━━ Source information ━━

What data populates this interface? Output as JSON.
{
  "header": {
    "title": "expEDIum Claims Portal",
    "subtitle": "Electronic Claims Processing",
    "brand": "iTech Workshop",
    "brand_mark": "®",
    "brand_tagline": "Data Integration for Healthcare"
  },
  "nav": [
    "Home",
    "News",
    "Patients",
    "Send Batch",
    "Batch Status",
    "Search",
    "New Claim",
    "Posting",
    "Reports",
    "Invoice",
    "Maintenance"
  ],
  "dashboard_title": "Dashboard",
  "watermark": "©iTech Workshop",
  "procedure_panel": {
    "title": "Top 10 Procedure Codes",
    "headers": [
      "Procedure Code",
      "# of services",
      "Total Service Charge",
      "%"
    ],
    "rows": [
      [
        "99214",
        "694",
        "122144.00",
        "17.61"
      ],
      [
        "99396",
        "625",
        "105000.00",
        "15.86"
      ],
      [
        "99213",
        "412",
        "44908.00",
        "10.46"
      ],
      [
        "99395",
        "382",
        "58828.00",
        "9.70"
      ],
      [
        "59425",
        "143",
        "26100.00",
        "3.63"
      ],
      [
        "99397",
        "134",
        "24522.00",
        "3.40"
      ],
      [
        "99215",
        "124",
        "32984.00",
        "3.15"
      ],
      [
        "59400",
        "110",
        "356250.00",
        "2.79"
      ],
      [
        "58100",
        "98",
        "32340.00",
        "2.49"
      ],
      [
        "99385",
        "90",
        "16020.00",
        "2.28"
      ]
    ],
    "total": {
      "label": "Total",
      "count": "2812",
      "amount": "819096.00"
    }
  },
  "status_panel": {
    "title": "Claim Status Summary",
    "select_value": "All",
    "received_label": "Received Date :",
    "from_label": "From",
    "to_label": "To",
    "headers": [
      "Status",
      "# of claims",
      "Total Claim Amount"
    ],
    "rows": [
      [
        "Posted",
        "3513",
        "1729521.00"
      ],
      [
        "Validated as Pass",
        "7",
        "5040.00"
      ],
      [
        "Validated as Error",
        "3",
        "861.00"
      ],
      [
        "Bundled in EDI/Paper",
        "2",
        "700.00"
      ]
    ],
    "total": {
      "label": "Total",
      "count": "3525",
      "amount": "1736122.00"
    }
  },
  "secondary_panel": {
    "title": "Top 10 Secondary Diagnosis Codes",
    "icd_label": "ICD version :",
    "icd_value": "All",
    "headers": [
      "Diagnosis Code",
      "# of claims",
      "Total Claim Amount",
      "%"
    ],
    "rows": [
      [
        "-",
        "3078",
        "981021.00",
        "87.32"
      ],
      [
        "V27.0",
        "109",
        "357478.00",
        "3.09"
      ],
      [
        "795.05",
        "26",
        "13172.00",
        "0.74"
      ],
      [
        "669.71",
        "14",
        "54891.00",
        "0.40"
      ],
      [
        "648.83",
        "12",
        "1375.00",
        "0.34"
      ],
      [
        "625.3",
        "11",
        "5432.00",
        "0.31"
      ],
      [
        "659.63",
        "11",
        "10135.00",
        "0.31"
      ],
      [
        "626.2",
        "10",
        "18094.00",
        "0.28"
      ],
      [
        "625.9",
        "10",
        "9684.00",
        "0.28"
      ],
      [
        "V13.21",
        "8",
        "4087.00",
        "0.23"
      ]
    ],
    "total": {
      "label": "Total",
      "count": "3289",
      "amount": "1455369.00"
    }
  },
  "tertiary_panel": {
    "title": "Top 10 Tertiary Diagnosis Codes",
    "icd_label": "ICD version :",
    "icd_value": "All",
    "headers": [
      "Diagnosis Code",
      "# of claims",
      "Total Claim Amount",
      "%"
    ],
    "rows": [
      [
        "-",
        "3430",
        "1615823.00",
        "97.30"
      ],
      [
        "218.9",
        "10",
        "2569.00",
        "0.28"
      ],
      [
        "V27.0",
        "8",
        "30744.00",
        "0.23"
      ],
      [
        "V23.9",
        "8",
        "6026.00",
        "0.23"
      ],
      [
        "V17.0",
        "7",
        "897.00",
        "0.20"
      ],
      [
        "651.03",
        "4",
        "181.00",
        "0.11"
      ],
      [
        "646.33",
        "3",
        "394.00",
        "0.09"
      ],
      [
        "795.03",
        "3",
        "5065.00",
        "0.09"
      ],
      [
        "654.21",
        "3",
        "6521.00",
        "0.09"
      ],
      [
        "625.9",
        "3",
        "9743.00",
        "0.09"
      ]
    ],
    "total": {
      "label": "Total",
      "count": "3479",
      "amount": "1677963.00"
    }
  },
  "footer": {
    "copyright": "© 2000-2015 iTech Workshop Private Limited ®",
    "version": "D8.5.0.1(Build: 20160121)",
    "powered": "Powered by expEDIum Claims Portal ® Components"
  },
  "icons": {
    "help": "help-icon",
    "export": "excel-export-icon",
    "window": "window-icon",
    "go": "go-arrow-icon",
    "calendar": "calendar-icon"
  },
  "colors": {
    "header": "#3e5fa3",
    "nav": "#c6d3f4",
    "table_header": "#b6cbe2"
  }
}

━━━

→ The task
When a line in the data above contains the string "Portal", copy that line.

→ Written answer
    "title": "expEDIum Claims Portal",
    "powered": "Powered by expEDIum Claims Portal ® Components"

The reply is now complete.